------ Material for the task ------

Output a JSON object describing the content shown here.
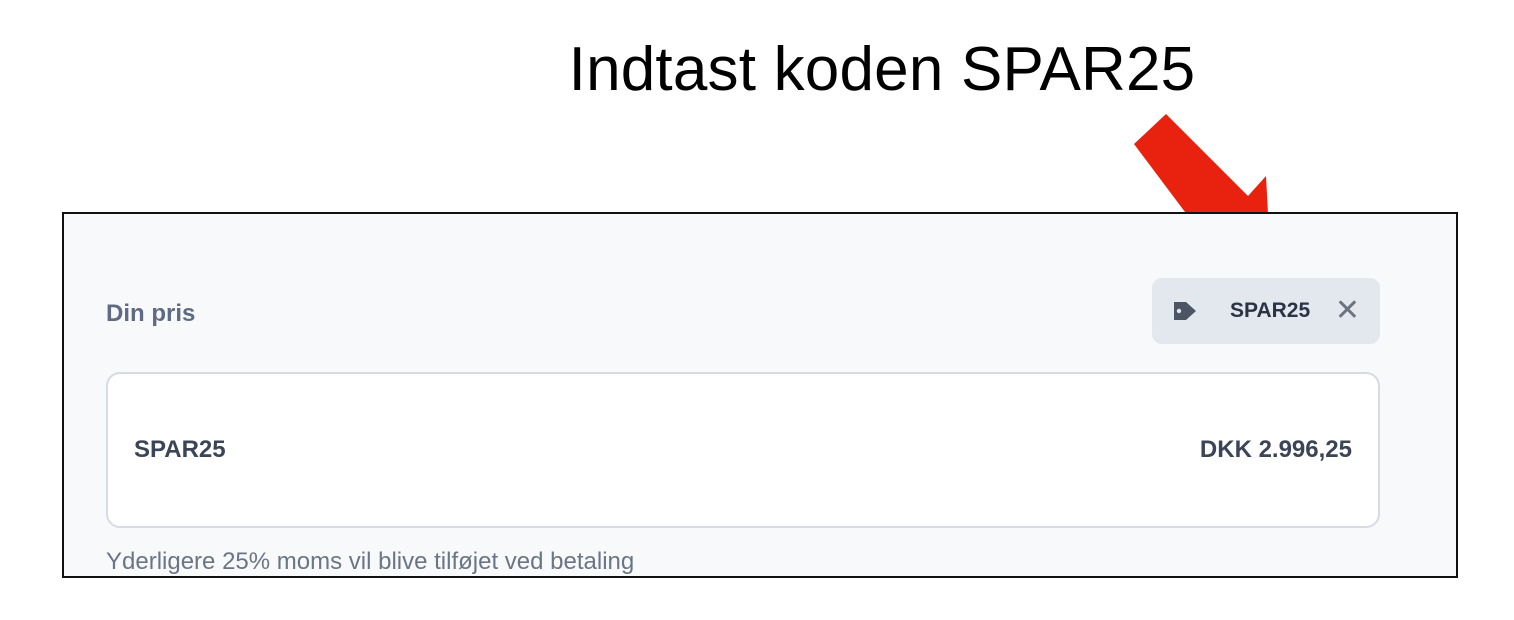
{
  "headline": "Indtast koden SPAR25",
  "annotation": {
    "icon": "arrow-down-right-icon",
    "color": "#e8220f"
  },
  "price_section": {
    "label": "Din pris",
    "coupon": {
      "icon": "tag-icon",
      "code": "SPAR25",
      "remove_icon": "close-icon",
      "remove_symbol": "✕"
    },
    "line_item": {
      "name": "SPAR25",
      "amount": "DKK 2.996,25"
    },
    "vat_note": "Yderligere 25% moms vil blive tilføjet ved betaling"
  },
  "colors": {
    "arrow": "#e8220f",
    "label_text": "#5e6b82",
    "coupon_bg": "#e3e8ef",
    "panel_bg": "#f8f9fb"
  }
}
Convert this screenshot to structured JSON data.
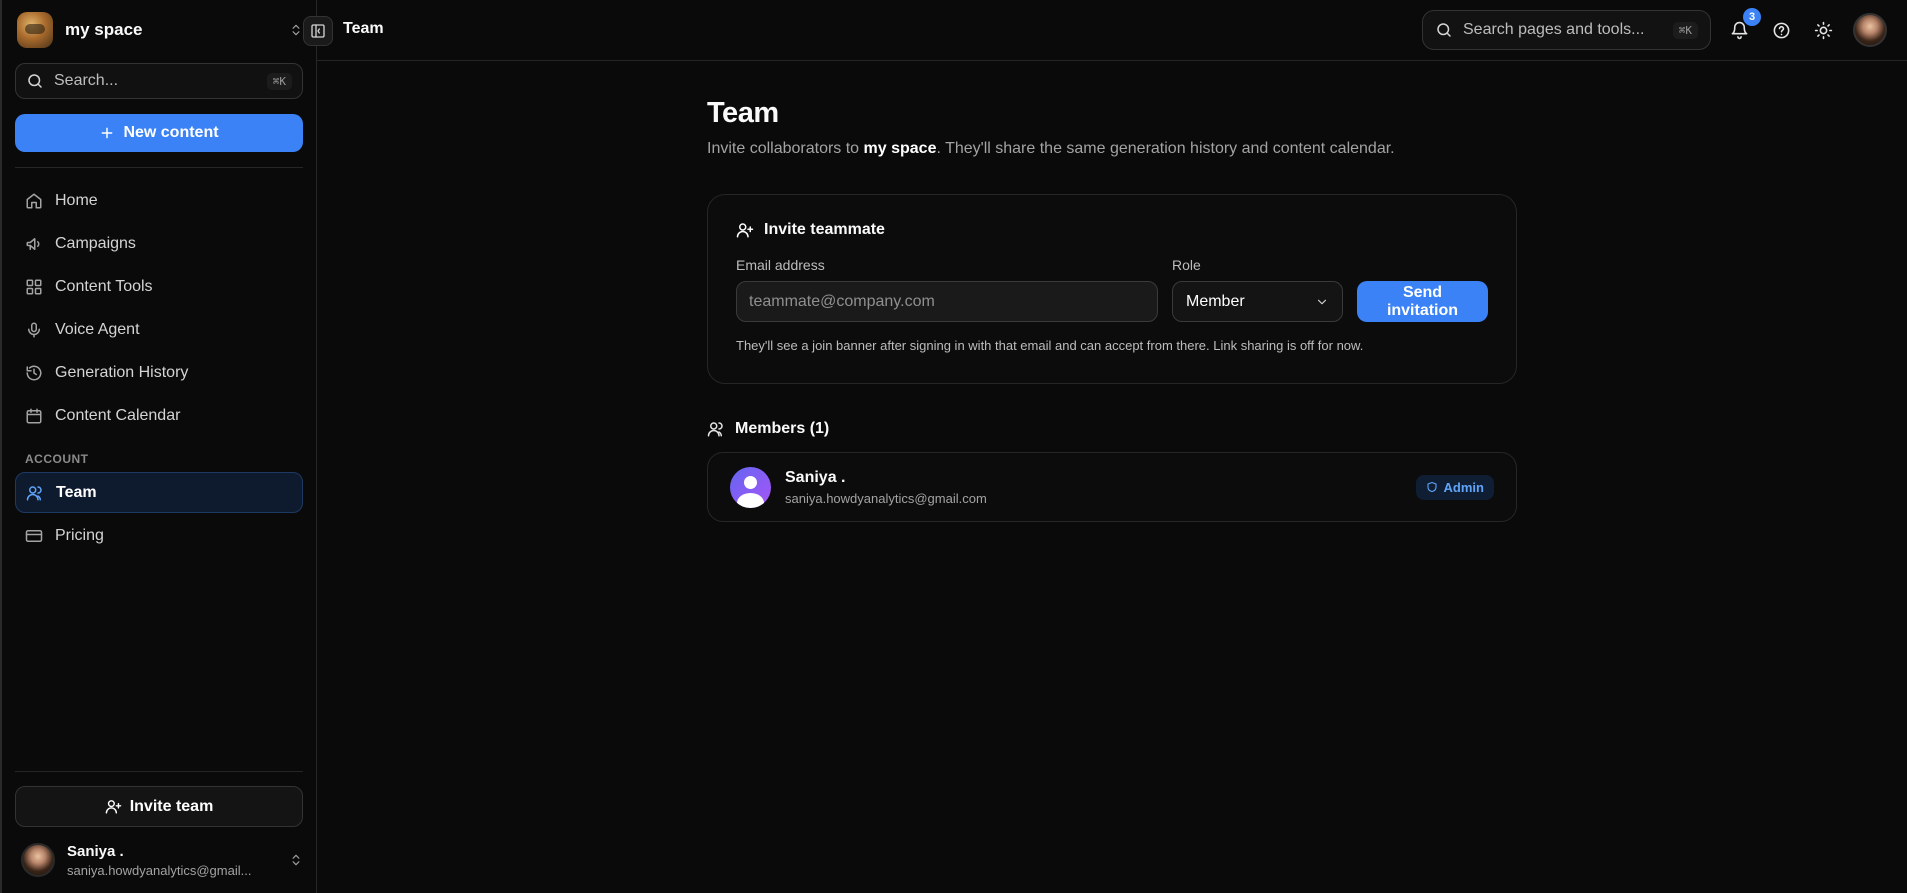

------

Reproduce the whole listing exactly, but not the images in it.

Answer to this task
Output a JSON object describing the content shown here.
{
  "headline": "Indtast koden SPAR25",
  "annotation": {
    "icon": "arrow-down-right-icon",
    "color": "#e8220f"
  },
  "price_section": {
    "label": "Din pris",
    "coupon": {
      "icon": "tag-icon",
      "code": "SPAR25",
      "remove_icon": "close-icon",
      "remove_symbol": "✕"
    },
    "line_item": {
      "name": "SPAR25",
      "amount": "DKK 2.996,25"
    },
    "vat_note": "Yderligere 25% moms vil blive tilføjet ved betaling"
  },
  "colors": {
    "arrow": "#e8220f",
    "label_text": "#5e6b82",
    "coupon_bg": "#e3e8ef",
    "panel_bg": "#f8f9fb"
  }
}
Convert this screenshot to structured JSON data.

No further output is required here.